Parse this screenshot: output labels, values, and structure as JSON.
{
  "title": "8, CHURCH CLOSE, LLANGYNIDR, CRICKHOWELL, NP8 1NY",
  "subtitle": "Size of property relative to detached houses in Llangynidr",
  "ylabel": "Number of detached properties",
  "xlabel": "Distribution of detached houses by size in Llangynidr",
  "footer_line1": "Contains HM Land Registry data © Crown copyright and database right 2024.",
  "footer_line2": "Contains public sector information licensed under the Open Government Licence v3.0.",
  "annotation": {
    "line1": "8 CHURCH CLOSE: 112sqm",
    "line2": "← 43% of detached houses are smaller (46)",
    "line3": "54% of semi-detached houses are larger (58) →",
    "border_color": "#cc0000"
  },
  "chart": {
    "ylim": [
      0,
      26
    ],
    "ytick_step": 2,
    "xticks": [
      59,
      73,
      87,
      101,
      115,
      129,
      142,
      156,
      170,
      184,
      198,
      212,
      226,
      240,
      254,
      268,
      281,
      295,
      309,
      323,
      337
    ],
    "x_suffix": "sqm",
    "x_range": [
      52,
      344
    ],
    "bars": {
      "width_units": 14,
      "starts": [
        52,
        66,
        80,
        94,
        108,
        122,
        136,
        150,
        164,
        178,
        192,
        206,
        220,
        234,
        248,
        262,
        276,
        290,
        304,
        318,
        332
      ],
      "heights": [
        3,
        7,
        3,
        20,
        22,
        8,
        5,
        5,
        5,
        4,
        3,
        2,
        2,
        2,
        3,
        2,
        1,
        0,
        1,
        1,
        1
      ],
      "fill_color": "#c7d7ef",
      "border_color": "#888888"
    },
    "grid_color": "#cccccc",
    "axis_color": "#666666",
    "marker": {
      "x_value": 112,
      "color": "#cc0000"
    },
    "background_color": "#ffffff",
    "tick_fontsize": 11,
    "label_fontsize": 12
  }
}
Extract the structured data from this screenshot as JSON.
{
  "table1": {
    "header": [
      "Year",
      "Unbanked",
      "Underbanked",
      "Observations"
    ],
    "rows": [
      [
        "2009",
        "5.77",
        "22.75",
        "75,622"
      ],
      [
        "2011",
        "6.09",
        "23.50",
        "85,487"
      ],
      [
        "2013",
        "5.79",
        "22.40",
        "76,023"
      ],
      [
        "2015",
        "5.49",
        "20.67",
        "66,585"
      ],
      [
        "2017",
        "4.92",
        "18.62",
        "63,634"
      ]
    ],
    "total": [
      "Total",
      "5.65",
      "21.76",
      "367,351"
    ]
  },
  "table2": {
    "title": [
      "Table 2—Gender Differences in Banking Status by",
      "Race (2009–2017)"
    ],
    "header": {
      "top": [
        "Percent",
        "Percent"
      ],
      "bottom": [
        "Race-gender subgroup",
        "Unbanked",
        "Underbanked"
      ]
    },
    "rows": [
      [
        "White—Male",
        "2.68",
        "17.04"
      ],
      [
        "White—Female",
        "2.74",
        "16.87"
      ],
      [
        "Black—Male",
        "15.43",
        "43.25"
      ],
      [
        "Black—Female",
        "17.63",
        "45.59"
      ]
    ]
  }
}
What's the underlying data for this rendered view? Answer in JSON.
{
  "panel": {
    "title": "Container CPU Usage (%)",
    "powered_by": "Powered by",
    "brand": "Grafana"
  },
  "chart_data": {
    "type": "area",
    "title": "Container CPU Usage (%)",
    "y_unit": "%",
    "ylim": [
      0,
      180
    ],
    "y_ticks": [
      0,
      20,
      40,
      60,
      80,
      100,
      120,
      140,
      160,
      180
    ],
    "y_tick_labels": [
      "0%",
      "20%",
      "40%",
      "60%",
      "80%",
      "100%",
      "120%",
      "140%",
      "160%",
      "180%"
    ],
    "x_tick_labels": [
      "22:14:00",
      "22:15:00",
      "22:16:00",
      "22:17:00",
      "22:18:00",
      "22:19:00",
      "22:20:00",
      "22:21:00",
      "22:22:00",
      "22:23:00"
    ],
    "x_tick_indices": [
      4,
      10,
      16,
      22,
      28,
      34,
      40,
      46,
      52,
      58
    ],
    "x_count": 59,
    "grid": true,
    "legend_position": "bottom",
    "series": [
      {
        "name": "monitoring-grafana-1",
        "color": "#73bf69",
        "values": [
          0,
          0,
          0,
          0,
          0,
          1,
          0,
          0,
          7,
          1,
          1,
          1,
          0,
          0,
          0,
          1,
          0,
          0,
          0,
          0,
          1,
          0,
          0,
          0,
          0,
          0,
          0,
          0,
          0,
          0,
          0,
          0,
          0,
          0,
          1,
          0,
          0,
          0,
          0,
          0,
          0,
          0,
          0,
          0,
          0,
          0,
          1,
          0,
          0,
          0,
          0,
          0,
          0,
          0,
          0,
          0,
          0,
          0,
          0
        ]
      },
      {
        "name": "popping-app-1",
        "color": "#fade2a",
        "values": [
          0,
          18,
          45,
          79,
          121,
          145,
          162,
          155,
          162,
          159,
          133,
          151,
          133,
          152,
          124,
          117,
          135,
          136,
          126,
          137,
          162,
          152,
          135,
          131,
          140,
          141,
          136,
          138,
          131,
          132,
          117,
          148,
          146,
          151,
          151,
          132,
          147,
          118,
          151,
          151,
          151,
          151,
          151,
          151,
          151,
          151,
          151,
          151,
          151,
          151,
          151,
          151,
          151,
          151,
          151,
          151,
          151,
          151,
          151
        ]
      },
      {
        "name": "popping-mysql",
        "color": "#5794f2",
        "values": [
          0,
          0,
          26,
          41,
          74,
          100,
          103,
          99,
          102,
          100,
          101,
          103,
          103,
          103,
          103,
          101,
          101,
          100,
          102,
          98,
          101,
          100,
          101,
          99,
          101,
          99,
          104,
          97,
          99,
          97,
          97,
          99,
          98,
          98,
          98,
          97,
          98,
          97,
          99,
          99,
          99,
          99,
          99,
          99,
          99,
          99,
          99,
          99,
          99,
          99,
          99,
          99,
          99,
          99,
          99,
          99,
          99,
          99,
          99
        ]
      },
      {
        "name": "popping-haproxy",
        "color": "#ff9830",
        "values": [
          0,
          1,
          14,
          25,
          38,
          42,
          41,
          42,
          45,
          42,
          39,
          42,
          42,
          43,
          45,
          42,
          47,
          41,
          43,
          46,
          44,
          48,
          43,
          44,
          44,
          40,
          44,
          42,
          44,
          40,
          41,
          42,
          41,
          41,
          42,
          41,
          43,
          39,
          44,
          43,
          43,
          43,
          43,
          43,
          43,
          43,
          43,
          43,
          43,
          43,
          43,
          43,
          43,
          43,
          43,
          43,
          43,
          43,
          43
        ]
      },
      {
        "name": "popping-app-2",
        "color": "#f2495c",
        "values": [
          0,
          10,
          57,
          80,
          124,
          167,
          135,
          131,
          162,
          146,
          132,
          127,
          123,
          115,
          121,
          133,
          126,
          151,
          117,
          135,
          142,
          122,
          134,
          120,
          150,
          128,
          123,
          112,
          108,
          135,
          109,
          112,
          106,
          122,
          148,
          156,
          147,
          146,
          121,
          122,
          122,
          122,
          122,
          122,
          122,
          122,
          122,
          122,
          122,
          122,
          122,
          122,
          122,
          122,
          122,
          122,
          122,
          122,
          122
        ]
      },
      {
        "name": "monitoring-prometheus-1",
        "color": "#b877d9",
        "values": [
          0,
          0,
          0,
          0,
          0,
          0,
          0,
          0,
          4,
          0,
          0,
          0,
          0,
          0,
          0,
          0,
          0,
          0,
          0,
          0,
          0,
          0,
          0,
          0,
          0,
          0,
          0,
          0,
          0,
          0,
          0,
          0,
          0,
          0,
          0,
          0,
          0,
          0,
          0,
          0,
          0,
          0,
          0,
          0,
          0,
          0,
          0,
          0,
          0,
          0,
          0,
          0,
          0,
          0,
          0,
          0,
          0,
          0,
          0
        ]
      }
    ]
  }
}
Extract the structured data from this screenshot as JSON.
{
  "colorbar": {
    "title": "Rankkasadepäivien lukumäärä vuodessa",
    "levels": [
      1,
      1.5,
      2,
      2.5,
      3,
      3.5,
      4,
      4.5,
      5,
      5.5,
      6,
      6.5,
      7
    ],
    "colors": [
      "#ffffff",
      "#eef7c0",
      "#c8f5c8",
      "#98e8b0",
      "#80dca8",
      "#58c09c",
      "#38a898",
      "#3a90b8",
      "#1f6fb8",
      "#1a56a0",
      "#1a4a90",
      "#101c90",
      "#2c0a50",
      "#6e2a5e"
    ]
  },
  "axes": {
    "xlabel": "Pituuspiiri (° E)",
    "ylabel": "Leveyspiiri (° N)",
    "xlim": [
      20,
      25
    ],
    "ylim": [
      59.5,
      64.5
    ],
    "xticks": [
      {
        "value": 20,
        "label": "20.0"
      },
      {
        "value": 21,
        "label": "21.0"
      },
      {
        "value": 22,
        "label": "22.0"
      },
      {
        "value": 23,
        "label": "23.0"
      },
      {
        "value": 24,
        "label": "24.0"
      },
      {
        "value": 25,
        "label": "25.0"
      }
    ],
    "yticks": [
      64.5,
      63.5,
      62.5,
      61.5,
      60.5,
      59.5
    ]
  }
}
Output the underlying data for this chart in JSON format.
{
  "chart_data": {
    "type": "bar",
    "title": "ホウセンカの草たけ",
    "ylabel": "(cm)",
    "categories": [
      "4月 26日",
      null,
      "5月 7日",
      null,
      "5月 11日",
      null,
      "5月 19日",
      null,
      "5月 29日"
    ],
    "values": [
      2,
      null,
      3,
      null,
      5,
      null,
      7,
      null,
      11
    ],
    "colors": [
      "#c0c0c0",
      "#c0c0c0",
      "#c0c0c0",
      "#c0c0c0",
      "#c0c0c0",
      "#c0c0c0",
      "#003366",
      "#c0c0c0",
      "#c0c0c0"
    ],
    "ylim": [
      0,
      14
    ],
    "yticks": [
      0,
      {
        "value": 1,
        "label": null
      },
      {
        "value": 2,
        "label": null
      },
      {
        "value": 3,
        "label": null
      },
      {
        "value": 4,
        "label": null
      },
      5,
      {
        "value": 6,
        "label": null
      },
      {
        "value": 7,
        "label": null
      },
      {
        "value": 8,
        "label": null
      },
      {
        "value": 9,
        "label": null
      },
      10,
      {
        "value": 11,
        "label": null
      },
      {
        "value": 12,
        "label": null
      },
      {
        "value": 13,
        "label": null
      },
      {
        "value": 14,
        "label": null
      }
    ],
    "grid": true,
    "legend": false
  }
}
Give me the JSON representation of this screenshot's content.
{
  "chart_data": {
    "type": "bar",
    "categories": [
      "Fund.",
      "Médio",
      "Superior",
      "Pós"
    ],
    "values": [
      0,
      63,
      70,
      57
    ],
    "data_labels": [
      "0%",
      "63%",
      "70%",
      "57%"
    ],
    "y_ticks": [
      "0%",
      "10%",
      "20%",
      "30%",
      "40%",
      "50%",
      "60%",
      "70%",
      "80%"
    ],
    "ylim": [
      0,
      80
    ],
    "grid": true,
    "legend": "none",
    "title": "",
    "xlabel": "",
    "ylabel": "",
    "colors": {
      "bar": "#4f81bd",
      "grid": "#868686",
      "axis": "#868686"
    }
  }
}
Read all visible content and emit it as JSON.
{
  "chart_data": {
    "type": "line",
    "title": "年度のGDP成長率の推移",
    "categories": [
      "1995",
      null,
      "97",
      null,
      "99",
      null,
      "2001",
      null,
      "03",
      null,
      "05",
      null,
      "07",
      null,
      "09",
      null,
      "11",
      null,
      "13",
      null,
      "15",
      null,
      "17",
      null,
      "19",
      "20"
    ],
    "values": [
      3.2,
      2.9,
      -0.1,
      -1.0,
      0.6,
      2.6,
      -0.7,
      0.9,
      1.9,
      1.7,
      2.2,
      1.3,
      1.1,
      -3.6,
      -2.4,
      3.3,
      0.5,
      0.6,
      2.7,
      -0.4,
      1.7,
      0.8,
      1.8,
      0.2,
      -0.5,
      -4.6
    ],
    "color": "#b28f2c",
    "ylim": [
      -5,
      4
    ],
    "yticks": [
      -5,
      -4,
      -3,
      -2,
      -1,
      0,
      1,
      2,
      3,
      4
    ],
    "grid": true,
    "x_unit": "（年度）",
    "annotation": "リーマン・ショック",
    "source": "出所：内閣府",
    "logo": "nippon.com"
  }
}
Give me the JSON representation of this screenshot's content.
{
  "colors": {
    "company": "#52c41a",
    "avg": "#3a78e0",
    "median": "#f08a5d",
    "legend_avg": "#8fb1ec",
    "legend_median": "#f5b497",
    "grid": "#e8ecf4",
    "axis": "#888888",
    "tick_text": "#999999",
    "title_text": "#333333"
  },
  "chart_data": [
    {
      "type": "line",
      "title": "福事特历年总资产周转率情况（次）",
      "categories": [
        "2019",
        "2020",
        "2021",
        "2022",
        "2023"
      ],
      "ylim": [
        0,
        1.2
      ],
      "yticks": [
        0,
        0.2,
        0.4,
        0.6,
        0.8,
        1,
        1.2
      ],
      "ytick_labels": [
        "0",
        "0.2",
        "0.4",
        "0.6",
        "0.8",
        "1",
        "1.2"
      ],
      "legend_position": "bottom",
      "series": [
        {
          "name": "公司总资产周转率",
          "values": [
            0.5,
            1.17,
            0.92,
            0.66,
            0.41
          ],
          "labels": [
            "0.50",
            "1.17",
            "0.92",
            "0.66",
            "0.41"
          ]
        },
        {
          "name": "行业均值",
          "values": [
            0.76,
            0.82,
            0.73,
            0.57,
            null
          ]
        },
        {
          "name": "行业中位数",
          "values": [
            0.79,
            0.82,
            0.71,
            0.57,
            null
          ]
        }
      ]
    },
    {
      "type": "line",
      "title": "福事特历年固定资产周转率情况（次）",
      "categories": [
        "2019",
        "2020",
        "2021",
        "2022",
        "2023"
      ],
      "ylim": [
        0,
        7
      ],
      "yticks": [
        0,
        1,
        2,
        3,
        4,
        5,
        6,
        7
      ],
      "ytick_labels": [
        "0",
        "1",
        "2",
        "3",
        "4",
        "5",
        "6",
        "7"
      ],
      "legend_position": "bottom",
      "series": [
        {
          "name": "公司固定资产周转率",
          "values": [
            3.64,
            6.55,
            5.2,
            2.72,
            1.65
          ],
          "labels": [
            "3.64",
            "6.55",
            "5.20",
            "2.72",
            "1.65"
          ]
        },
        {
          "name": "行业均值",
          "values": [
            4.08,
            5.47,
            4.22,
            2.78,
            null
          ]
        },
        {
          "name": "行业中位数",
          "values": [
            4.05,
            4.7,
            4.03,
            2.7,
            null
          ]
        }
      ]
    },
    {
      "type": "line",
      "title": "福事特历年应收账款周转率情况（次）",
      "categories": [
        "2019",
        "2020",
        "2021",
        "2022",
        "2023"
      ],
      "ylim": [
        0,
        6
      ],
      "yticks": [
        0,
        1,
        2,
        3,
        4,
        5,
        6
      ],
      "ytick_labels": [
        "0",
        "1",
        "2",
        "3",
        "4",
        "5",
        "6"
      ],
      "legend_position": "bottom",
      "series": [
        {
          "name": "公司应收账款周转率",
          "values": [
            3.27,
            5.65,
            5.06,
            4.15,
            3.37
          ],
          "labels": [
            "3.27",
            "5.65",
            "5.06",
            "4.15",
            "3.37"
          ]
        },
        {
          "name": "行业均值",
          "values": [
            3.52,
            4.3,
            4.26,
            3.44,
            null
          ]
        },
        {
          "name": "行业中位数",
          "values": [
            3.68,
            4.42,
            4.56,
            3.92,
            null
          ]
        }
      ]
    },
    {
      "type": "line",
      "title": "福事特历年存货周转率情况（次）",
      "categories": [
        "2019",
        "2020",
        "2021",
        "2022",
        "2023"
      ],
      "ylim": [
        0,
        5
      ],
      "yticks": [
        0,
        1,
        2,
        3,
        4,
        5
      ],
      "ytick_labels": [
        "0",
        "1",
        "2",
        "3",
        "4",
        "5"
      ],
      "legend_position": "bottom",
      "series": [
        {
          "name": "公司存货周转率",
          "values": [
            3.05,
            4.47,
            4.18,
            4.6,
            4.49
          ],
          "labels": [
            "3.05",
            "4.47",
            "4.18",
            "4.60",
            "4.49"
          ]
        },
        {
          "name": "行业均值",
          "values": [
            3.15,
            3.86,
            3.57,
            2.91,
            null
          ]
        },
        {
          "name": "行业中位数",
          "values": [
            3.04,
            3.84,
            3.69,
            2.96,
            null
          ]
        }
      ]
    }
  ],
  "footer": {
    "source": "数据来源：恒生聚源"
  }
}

• Problem details:
Tell how many lines of the data include the word "JSON", and nothing else.

• Full output:
8